** Start Records **
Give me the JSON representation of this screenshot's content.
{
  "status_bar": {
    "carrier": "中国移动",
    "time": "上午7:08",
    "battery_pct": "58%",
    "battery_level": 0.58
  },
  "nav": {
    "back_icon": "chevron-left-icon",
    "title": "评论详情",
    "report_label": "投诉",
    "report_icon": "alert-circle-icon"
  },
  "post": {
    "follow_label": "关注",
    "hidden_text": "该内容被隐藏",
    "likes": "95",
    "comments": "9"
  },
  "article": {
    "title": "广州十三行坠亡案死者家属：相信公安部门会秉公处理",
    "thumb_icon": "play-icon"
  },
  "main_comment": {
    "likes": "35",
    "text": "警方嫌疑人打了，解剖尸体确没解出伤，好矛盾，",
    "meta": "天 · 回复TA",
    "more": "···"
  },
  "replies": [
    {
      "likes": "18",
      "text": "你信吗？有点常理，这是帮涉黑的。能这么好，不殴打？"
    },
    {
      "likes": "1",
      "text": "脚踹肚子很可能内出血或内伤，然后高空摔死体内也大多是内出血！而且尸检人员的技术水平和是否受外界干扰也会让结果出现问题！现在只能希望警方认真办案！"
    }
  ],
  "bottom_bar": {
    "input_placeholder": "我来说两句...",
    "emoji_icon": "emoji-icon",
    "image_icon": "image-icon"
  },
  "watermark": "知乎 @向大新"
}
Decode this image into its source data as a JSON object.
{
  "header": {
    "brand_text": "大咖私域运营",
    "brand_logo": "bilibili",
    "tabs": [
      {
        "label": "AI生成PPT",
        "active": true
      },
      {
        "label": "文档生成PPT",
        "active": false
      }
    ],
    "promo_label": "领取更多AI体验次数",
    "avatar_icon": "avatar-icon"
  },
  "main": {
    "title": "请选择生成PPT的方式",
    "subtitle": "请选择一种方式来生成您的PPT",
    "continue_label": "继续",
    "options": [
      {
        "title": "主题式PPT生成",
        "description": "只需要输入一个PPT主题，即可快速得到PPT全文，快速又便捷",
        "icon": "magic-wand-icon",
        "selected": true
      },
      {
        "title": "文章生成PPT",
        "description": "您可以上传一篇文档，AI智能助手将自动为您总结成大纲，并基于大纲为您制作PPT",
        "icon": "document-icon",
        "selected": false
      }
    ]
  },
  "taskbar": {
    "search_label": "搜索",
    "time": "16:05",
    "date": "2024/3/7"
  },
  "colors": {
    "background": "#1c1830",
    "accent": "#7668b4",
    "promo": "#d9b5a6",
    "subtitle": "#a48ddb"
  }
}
** End Records **
◆ Given instruction: Copy each record from above without leaving any out.

◆ Exercise output:
Give me the JSON representation of this screenshot's content.
{
  "status_bar": {
    "carrier": "中国移动",
    "time": "上午7:08",
    "battery_pct": "58%",
    "battery_level": 0.58
  },
  "nav": {
    "back_icon": "chevron-left-icon",
    "title": "评论详情",
    "report_label": "投诉",
    "report_icon": "alert-circle-icon"
  },
  "post": {
    "follow_label": "关注",
    "hidden_text": "该内容被隐藏",
    "likes": "95",
    "comments": "9"
  },
  "article": {
    "title": "广州十三行坠亡案死者家属：相信公安部门会秉公处理",
    "thumb_icon": "play-icon"
  },
  "main_comment": {
    "likes": "35",
    "text": "警方嫌疑人打了，解剖尸体确没解出伤，好矛盾，",
    "meta": "天 · 回复TA",
    "more": "···"
  },
  "replies": [
    {
      "likes": "18",
      "text": "你信吗？有点常理，这是帮涉黑的。能这么好，不殴打？"
    },
    {
      "likes": "1",
      "text": "脚踹肚子很可能内出血或内伤，然后高空摔死体内也大多是内出血！而且尸检人员的技术水平和是否受外界干扰也会让结果出现问题！现在只能希望警方认真办案！"
    }
  ],
  "bottom_bar": {
    "input_placeholder": "我来说两句...",
    "emoji_icon": "emoji-icon",
    "image_icon": "image-icon"
  },
  "watermark": "知乎 @向大新"
}
Decode this image into its source data as a JSON object.
{
  "header": {
    "brand_text": "大咖私域运营",
    "brand_logo": "bilibili",
    "tabs": [
      {
        "label": "AI生成PPT",
        "active": true
      },
      {
        "label": "文档生成PPT",
        "active": false
      }
    ],
    "promo_label": "领取更多AI体验次数",
    "avatar_icon": "avatar-icon"
  },
  "main": {
    "title": "请选择生成PPT的方式",
    "subtitle": "请选择一种方式来生成您的PPT",
    "continue_label": "继续",
    "options": [
      {
        "title": "主题式PPT生成",
        "description": "只需要输入一个PPT主题，即可快速得到PPT全文，快速又便捷",
        "icon": "magic-wand-icon",
        "selected": true
      },
      {
        "title": "文章生成PPT",
        "description": "您可以上传一篇文档，AI智能助手将自动为您总结成大纲，并基于大纲为您制作PPT",
        "icon": "document-icon",
        "selected": false
      }
    ]
  },
  "taskbar": {
    "search_label": "搜索",
    "time": "16:05",
    "date": "2024/3/7"
  },
  "colors": {
    "background": "#1c1830",
    "accent": "#7668b4",
    "promo": "#d9b5a6",
    "subtitle": "#a48ddb"
  }
}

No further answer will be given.